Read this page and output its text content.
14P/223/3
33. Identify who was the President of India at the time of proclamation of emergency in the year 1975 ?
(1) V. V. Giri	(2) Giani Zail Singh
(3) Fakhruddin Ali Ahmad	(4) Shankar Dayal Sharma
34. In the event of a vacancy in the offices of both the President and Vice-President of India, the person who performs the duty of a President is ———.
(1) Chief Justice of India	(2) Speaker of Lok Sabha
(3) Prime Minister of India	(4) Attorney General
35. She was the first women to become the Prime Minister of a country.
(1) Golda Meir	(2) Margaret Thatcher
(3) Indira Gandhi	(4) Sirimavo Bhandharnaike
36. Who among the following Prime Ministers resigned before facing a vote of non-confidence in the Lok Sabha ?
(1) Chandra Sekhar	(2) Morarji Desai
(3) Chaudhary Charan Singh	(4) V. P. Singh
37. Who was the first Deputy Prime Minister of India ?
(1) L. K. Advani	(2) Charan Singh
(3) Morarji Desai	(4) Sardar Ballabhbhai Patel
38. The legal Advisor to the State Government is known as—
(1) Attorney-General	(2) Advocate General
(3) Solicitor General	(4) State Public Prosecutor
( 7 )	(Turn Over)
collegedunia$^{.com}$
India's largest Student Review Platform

= = = =

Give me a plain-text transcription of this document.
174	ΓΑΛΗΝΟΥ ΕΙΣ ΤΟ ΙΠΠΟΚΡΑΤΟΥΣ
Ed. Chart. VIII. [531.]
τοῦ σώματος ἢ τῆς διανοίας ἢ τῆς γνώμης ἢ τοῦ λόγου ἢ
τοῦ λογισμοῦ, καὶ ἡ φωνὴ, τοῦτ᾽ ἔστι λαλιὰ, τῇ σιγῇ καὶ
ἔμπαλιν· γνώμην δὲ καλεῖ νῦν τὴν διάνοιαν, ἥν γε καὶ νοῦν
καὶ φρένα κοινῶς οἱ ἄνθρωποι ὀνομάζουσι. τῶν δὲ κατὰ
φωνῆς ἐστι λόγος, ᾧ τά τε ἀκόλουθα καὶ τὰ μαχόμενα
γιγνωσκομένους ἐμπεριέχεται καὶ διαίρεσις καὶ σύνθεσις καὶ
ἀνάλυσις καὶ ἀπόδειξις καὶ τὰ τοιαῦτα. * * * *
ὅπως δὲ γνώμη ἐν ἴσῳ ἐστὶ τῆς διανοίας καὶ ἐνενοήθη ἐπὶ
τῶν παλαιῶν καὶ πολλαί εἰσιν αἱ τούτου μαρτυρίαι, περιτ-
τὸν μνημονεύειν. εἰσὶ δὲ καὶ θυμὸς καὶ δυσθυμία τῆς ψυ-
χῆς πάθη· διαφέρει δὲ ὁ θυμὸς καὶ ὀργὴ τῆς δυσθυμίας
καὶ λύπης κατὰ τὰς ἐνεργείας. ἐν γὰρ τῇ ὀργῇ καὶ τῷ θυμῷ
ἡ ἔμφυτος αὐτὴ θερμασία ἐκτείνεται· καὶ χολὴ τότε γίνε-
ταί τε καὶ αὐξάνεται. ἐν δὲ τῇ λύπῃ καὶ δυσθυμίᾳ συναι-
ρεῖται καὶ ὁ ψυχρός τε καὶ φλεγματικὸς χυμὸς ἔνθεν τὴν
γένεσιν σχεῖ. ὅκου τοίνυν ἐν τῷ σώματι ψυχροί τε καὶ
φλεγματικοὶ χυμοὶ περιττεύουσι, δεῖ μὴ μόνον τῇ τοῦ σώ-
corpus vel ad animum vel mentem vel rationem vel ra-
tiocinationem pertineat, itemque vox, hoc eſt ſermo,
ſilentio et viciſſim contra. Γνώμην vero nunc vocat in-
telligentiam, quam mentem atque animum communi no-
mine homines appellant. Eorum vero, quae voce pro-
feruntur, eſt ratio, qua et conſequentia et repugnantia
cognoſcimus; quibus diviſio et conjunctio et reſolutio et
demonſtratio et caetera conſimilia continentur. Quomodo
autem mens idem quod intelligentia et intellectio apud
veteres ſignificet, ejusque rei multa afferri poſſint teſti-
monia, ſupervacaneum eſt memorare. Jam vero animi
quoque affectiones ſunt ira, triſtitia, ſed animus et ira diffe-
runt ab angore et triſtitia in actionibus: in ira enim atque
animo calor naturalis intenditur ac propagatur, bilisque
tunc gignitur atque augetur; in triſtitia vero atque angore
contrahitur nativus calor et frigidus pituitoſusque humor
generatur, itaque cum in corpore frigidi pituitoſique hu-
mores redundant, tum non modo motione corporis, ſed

= = = =

Locate all lines in the listing above with the word "θυμὸς" and copy them.

▶ [Solution to this problem]:
τὸν μνημονεύειν. εἰσὶ δὲ καὶ θυμὸς καὶ δυσθυμία τῆς ψυ-
χῆς πάθη· διαφέρει δὲ ὁ θυμὸς καὶ ὀργὴ τῆς δυσθυμίας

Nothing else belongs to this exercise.